Parts of the exercise:
1: In the records, starting at the first line and ending at the line containing "point-estimate (1750, 218, 1765, 232)", substitute "x-axis-label" for each occurrence of "x-tick-label" and give those lines again with nothing else changed.
2: Proceed with the text on the board election proposals, writing on from its last sentence.

Text extract:

%%

Auditor's Fee: The fee for the auditor is proposed, for the period until the next Annual General Meeting, to be paid according to an invoice approved by the company.
Item 15: Election of Board Members and Chairman of the Board, as well as Auditor:
Re-election is proposed for the following current board members: Noora Jayasekara, Juha Mört, and Victor Saeijs.
New election is proposed for Sebastian Ehrnrooth and Suzaan Sauerman. Juha Mört is proposed as the chairman of the board.
Henri Österlund has declined re-election. The nomination committee thanks Henri Österlund for his contributions to the company.
Presentation of Proposed New Board Members:
Sebastian Ehrnrooth (born 1963) served as Managing Partner at Segulah Advisor AB from 2000 to 2015, and as a Partner from 2015 to 2023. Segulah Advisor AB is a Nordic mid-cap private equity firm where he led around 20 active investments in unlisted companies. Sebastian has previously worked at City Mail Sweden AB, Bain & Company, Motorola, and Åkerlund & Rausing. He holds an MBA from IMD (Switzerland) and a Master of Science in Industrial Engineering from Linköping University. He also holds a Bachelor's degree in History from Stockholm University. Sebastian serves as a board member of KP Komponenter A/S (Denmark), Beerenberg AS (Norway), Oy Flinkenberg AB (Finland), BS Kemi AB (Sweden), TopFormula Healthcare AB (Sweden), and Formica Capital AB (Sweden). Sebastian is a Swedish and Finnish citizen. He does not own any shares in Doro. He is considered independent in relation to the company's management and independent in relation to the major shareholders.

%%

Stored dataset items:
%%

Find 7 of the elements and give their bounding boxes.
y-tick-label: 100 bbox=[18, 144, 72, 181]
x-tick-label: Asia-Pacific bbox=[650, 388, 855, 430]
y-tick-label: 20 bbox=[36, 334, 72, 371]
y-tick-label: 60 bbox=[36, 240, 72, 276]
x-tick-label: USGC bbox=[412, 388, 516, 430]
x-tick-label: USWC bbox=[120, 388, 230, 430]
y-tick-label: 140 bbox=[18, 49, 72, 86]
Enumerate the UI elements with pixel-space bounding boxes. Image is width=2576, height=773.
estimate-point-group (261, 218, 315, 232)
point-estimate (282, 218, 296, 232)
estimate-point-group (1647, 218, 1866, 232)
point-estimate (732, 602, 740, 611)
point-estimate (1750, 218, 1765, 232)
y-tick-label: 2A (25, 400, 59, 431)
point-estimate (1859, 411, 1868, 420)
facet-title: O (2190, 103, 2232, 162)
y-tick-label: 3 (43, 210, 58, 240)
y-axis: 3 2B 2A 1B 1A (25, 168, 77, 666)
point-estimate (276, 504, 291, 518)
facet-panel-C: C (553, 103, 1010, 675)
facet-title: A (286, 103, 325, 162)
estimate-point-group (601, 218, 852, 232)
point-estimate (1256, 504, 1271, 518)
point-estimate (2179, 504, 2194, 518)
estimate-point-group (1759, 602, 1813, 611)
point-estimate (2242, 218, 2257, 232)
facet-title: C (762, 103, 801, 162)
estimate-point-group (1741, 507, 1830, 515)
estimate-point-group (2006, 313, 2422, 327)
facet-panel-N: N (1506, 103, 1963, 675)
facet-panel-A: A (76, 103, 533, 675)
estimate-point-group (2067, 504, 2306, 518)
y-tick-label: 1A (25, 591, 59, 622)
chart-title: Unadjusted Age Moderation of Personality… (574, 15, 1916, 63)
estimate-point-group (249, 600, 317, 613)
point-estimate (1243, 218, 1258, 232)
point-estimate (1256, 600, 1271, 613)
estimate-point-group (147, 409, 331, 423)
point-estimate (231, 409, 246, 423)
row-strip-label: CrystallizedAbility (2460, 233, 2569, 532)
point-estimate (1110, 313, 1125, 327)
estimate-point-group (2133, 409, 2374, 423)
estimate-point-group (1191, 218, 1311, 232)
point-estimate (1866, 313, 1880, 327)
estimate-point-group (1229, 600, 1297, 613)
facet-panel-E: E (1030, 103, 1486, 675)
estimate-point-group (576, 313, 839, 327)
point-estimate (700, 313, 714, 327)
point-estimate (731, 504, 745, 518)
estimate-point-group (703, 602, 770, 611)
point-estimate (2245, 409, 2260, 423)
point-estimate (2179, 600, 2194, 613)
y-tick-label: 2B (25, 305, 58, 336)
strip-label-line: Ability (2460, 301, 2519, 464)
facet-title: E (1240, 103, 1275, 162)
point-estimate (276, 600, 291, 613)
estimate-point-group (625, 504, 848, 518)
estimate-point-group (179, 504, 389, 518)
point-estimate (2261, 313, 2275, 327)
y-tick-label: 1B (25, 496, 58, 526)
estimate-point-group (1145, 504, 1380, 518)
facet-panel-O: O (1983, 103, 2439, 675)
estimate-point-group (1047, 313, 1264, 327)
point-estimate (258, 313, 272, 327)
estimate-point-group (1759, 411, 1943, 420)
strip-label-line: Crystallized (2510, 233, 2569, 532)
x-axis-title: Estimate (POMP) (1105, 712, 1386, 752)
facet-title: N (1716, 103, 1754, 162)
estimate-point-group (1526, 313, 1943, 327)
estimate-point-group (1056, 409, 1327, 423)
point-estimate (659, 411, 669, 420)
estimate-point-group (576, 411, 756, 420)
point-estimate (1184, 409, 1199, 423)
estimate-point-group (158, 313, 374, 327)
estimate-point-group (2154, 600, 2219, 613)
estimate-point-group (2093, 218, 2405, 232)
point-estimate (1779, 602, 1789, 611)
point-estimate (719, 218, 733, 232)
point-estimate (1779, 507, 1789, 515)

%%

Answers for the tasks:
1:
Find 7 of the elements and give their bounding boxes.
y-tick-label: 100 bbox=[18, 144, 72, 181]
x-axis-label: Asia-Pacific bbox=[650, 388, 855, 430]
y-tick-label: 20 bbox=[36, 334, 72, 371]
y-tick-label: 60 bbox=[36, 240, 72, 276]
x-axis-label: USGC bbox=[412, 388, 516, 430]
x-axis-label: USWC bbox=[120, 388, 230, 430]
y-tick-label: 140 bbox=[18, 49, 72, 86]
Enumerate the UI elements with pixel-space bounding boxes. Image is width=2576, height=773.
estimate-point-group (261, 218, 315, 232)
point-estimate (282, 218, 296, 232)
estimate-point-group (1647, 218, 1866, 232)
point-estimate (732, 602, 740, 611)
point-estimate (1750, 218, 1765, 232)

2:
Suzaan Sauerman (born 1977) is the Head of Innovation & Growth Lab at the global mobile operator "3" (Hutchison 3G Enterprises SARL) based in Copenhagen. Suzaan also works independently as a consultant in marketing and brand strategy, having worked for nearly a decade with several well-known international clients in consumer products and technology. She served as Chief Commercial Officer - Consumer Division at Telia (Denmark & Sweden) from 2019 to 2021, and as Senior Vice President - Lifestyle Audio Products at Bowers & Wilkins (USA) from 2017 to 2018. From 2010 to 2016, she was Vice President - Consumer Marketing at Jabra (Denmark), a leading manufacturer of audio products for mobility. Suzaan has held senior roles in marketing and channel strategies in several countries at Motorola and T-Mobile. She is a British and South African citizen. She does not own any shares in Doro. She is considered independent in relation to the company's management and independent in relation to the major shareholders.
Details on the proposed re-election are available on the company's website.
Auditor: Re-election is proposed for the authorized auditing firm PricewaterhouseCoopers for a term extending until the end of the next Annual General Meeting. Johan Rönnbäck continues as the principal auditor. The nomination committee's proposal is in line with the board's recommendation.
Item 16: Nomination Committee's Proposal for Decision on Principles for the Appointment of the Nomination Committee:
The nomination committee shall consist of three (3) members representing the company's three largest shareholders by voting rights. The chairman of the board shall be co-opted to the nomination committee.
The three largest shareholders shall be determined based on a list of registered shareholders provided by Euroclear Sweden AB as of the last trading day in September, and they will be contacted by the chairman of the board as soon as possible thereafter.
If any of the three largest shareholders choose to waive their right to appoint a representative to the nomination committee, or do not provide a response within one week after the aforementioned contact, the right shall pass to the shareholder, among the ten largest shareholders, with the next largest shareholding as of said date. At least two representatives are required. If, due to abstentions, three representatives are not appointed among the ten largest shareholders, a position shall remain vacant unless filled later by a representative of an eligible shareholder.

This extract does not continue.